### Aim
Write out every entry exactly as it stands.
□ □ □ □ □ □ □
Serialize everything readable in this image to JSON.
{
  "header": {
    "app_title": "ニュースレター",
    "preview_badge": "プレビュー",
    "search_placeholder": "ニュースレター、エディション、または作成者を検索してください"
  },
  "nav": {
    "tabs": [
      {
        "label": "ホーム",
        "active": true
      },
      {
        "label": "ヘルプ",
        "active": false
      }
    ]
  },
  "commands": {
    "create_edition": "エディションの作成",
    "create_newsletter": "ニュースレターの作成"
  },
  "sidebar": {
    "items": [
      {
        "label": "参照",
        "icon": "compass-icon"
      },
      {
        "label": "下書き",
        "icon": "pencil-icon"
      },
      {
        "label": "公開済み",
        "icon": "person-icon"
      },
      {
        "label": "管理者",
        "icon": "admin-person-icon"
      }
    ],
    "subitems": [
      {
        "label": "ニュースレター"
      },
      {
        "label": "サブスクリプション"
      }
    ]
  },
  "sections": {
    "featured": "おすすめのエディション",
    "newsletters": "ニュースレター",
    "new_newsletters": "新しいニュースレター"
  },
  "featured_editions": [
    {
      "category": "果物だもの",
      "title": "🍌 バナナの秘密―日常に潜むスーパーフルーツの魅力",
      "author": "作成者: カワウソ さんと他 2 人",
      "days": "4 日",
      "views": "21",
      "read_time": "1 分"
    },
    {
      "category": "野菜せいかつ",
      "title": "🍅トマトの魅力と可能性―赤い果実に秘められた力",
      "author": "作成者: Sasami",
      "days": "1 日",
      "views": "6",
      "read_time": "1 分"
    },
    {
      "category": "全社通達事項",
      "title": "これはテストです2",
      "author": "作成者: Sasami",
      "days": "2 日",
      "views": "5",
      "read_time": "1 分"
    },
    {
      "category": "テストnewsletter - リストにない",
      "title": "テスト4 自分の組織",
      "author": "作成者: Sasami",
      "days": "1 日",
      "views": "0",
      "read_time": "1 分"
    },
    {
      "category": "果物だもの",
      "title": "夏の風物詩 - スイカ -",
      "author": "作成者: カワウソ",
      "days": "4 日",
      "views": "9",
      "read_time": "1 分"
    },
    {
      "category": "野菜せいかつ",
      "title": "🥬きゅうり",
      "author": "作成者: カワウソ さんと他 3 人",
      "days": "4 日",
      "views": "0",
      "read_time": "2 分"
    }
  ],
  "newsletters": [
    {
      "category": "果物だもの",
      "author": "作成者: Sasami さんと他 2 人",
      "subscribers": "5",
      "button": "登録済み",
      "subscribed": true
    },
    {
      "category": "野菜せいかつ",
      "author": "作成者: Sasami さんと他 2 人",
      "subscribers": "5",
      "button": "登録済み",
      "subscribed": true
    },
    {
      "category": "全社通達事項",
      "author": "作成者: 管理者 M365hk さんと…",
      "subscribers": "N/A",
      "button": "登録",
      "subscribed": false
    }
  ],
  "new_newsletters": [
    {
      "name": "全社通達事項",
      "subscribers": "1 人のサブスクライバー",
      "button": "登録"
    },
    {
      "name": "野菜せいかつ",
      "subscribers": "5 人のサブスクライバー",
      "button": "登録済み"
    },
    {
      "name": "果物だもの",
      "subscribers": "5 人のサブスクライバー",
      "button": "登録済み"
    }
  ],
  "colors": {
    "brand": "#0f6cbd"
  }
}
□ □ □ □ □ □ □
### Written solution
Serialize everything readable in this image to JSON.
{
  "header": {
    "app_title": "ニュースレター",
    "preview_badge": "プレビュー",
    "search_placeholder": "ニュースレター、エディション、または作成者を検索してください"
  },
  "nav": {
    "tabs": [
      {
        "label": "ホーム",
        "active": true
      },
      {
        "label": "ヘルプ",
        "active": false
      }
    ]
  },
  "commands": {
    "create_edition": "エディションの作成",
    "create_newsletter": "ニュースレターの作成"
  },
  "sidebar": {
    "items": [
      {
        "label": "参照",
        "icon": "compass-icon"
      },
      {
        "label": "下書き",
        "icon": "pencil-icon"
      },
      {
        "label": "公開済み",
        "icon": "person-icon"
      },
      {
        "label": "管理者",
        "icon": "admin-person-icon"
      }
    ],
    "subitems": [
      {
        "label": "ニュースレター"
      },
      {
        "label": "サブスクリプション"
      }
    ]
  },
  "sections": {
    "featured": "おすすめのエディション",
    "newsletters": "ニュースレター",
    "new_newsletters": "新しいニュースレター"
  },
  "featured_editions": [
    {
      "category": "果物だもの",
      "title": "🍌 バナナの秘密―日常に潜むスーパーフルーツの魅力",
      "author": "作成者: カワウソ さんと他 2 人",
      "days": "4 日",
      "views": "21",
      "read_time": "1 分"
    },
    {
      "category": "野菜せいかつ",
      "title": "🍅トマトの魅力と可能性―赤い果実に秘められた力",
      "author": "作成者: Sasami",
      "days": "1 日",
      "views": "6",
      "read_time": "1 分"
    },
    {
      "category": "全社通達事項",
      "title": "これはテストです2",
      "author": "作成者: Sasami",
      "days": "2 日",
      "views": "5",
      "read_time": "1 分"
    },
    {
      "category": "テストnewsletter - リストにない",
      "title": "テスト4 自分の組織",
      "author": "作成者: Sasami",
      "days": "1 日",
      "views": "0",
      "read_time": "1 分"
    },
    {
      "category": "果物だもの",
      "title": "夏の風物詩 - スイカ -",
      "author": "作成者: カワウソ",
      "days": "4 日",
      "views": "9",
      "read_time": "1 分"
    },
    {
      "category": "野菜せいかつ",
      "title": "🥬きゅうり",
      "author": "作成者: カワウソ さんと他 3 人",
      "days": "4 日",
      "views": "0",
      "read_time": "2 分"
    }
  ],
  "newsletters": [
    {
      "category": "果物だもの",
      "author": "作成者: Sasami さんと他 2 人",
      "subscribers": "5",
      "button": "登録済み",
      "subscribed": true
    },
    {
      "category": "野菜せいかつ",
      "author": "作成者: Sasami さんと他 2 人",
      "subscribers": "5",
      "button": "登録済み",
      "subscribed": true
    },
    {
      "category": "全社通達事項",
      "author": "作成者: 管理者 M365hk さんと…",
      "subscribers": "N/A",
      "button": "登録",
      "subscribed": false
    }
  ],
  "new_newsletters": [
    {
      "name": "全社通達事項",
      "subscribers": "1 人のサブスクライバー",
      "button": "登録"
    },
    {
      "name": "野菜せいかつ",
      "subscribers": "5 人のサブスクライバー",
      "button": "登録済み"
    },
    {
      "name": "果物だもの",
      "subscribers": "5 人のサブスクライバー",
      "button": "登録済み"
    }
  ],
  "colors": {
    "brand": "#0f6cbd"
  }
}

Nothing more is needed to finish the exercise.